#### SET PROBLEM:
Write the data out again exactly, with no pictures.

#### MATERIAL FOR THIS TASK:

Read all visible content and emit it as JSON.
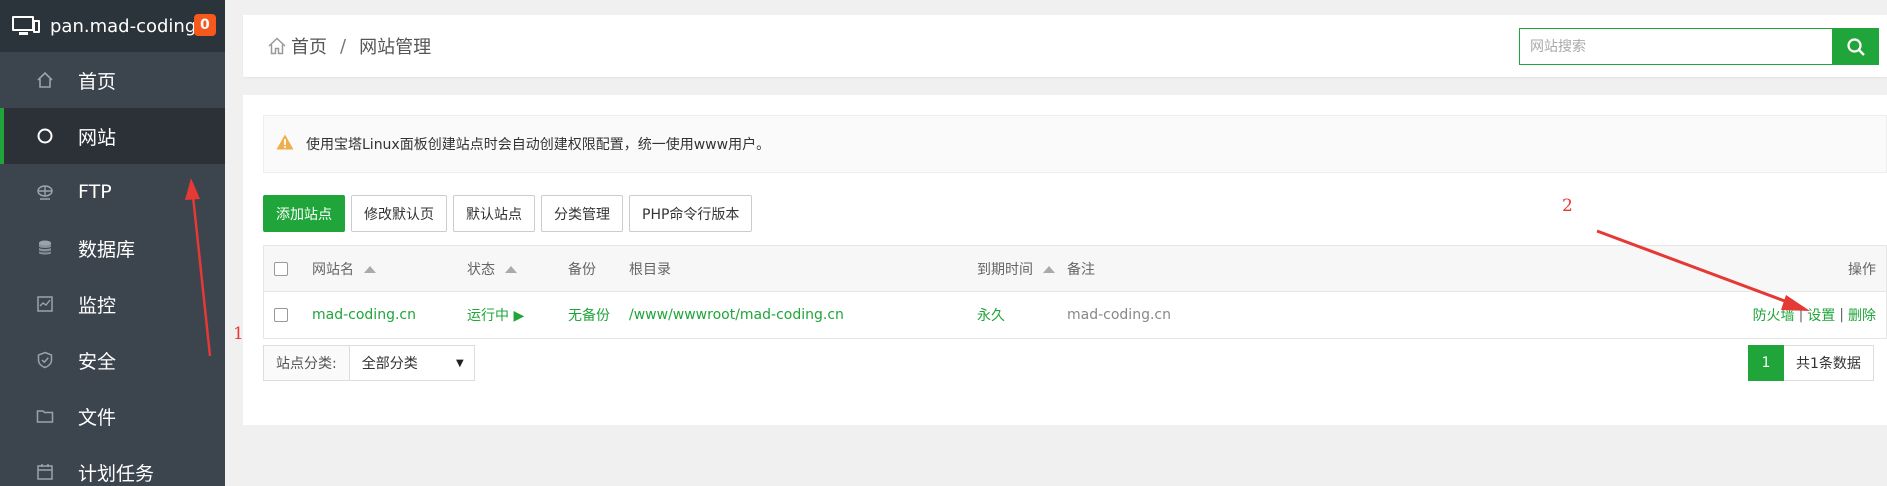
{
  "sidebar": {
    "host": "pan.mad-coding.",
    "badge": "0",
    "items": [
      {
        "label": "首页",
        "icon": "home-icon",
        "active": false
      },
      {
        "label": "网站",
        "icon": "globe-icon",
        "active": true
      },
      {
        "label": "FTP",
        "icon": "ftp-icon",
        "active": false
      },
      {
        "label": "数据库",
        "icon": "database-icon",
        "active": false
      },
      {
        "label": "监控",
        "icon": "monitor-icon",
        "active": false
      },
      {
        "label": "安全",
        "icon": "shield-icon",
        "active": false
      },
      {
        "label": "文件",
        "icon": "folder-icon",
        "active": false
      },
      {
        "label": "计划任务",
        "icon": "calendar-icon",
        "active": false
      }
    ]
  },
  "breadcrumb": {
    "home": "首页",
    "separator": "/",
    "current": "网站管理"
  },
  "search": {
    "placeholder": "网站搜索"
  },
  "notice": {
    "text": "使用宝塔Linux面板创建站点时会自动创建权限配置，统一使用www用户。"
  },
  "toolbar": {
    "add_site": "添加站点",
    "edit_default": "修改默认页",
    "default_site": "默认站点",
    "category": "分类管理",
    "php_cli": "PHP命令行版本"
  },
  "table": {
    "headers": {
      "name": "网站名",
      "status": "状态",
      "backup": "备份",
      "root": "根目录",
      "expire": "到期时间",
      "remark": "备注",
      "ops": "操作"
    },
    "rows": [
      {
        "name": "mad-coding.cn",
        "status": "运行中 ▶",
        "backup": "无备份",
        "root": "/www/wwwroot/mad-coding.cn",
        "expire": "永久",
        "remark": "mad-coding.cn",
        "op_firewall": "防火墙",
        "op_settings": "设置",
        "op_delete": "删除",
        "op_sep": "|"
      }
    ]
  },
  "footer": {
    "category_label": "站点分类:",
    "category_value": "全部分类",
    "page": "1",
    "total": "共1条数据"
  },
  "annotations": {
    "one": "1",
    "two": "2"
  },
  "colors": {
    "accent": "#20a53a",
    "sidebar": "#3c444d",
    "badge": "#f7591d",
    "annotation": "#e53935"
  }
}
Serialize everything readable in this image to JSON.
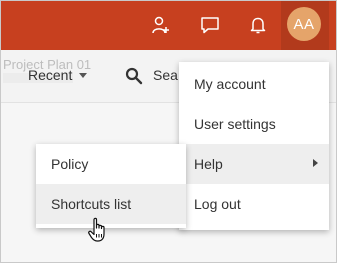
{
  "header": {
    "avatar_initials": "AA",
    "icons": [
      "add-user-icon",
      "chat-icon",
      "bell-icon"
    ]
  },
  "toolbar": {
    "ghost_title": "Project Plan 01",
    "recent_label": "Recent",
    "search_label": "Sea"
  },
  "user_menu": {
    "items": [
      {
        "label": "My account"
      },
      {
        "label": "User settings"
      },
      {
        "label": "Help"
      },
      {
        "label": "Log out"
      }
    ]
  },
  "help_menu": {
    "items": [
      {
        "label": "Policy"
      },
      {
        "label": "Shortcuts list"
      }
    ]
  },
  "colors": {
    "brand": "#c7401f",
    "avatar": "#e5a46a",
    "hover": "#eeeeee"
  }
}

#### WORKED SOLUTION:
Read all visible content and emit it as JSON.
{
  "sidebar": {
    "host": "pan.mad-coding.",
    "badge": "0",
    "items": [
      {
        "label": "首页",
        "icon": "home-icon",
        "active": false
      },
      {
        "label": "网站",
        "icon": "globe-icon",
        "active": true
      },
      {
        "label": "FTP",
        "icon": "ftp-icon",
        "active": false
      },
      {
        "label": "数据库",
        "icon": "database-icon",
        "active": false
      },
      {
        "label": "监控",
        "icon": "monitor-icon",
        "active": false
      },
      {
        "label": "安全",
        "icon": "shield-icon",
        "active": false
      },
      {
        "label": "文件",
        "icon": "folder-icon",
        "active": false
      },
      {
        "label": "计划任务",
        "icon": "calendar-icon",
        "active": false
      }
    ]
  },
  "breadcrumb": {
    "home": "首页",
    "separator": "/",
    "current": "网站管理"
  },
  "search": {
    "placeholder": "网站搜索"
  },
  "notice": {
    "text": "使用宝塔Linux面板创建站点时会自动创建权限配置，统一使用www用户。"
  },
  "toolbar": {
    "add_site": "添加站点",
    "edit_default": "修改默认页",
    "default_site": "默认站点",
    "category": "分类管理",
    "php_cli": "PHP命令行版本"
  },
  "table": {
    "headers": {
      "name": "网站名",
      "status": "状态",
      "backup": "备份",
      "root": "根目录",
      "expire": "到期时间",
      "remark": "备注",
      "ops": "操作"
    },
    "rows": [
      {
        "name": "mad-coding.cn",
        "status": "运行中 ▶",
        "backup": "无备份",
        "root": "/www/wwwroot/mad-coding.cn",
        "expire": "永久",
        "remark": "mad-coding.cn",
        "op_firewall": "防火墙",
        "op_settings": "设置",
        "op_delete": "删除",
        "op_sep": "|"
      }
    ]
  },
  "footer": {
    "category_label": "站点分类:",
    "category_value": "全部分类",
    "page": "1",
    "total": "共1条数据"
  },
  "annotations": {
    "one": "1",
    "two": "2"
  },
  "colors": {
    "accent": "#20a53a",
    "sidebar": "#3c444d",
    "badge": "#f7591d",
    "annotation": "#e53935"
  }
}
Serialize everything readable in this image to JSON.
{
  "header": {
    "avatar_initials": "AA",
    "icons": [
      "add-user-icon",
      "chat-icon",
      "bell-icon"
    ]
  },
  "toolbar": {
    "ghost_title": "Project Plan 01",
    "recent_label": "Recent",
    "search_label": "Sea"
  },
  "user_menu": {
    "items": [
      {
        "label": "My account"
      },
      {
        "label": "User settings"
      },
      {
        "label": "Help"
      },
      {
        "label": "Log out"
      }
    ]
  },
  "help_menu": {
    "items": [
      {
        "label": "Policy"
      },
      {
        "label": "Shortcuts list"
      }
    ]
  },
  "colors": {
    "brand": "#c7401f",
    "avatar": "#e5a46a",
    "hover": "#eeeeee"
  }
}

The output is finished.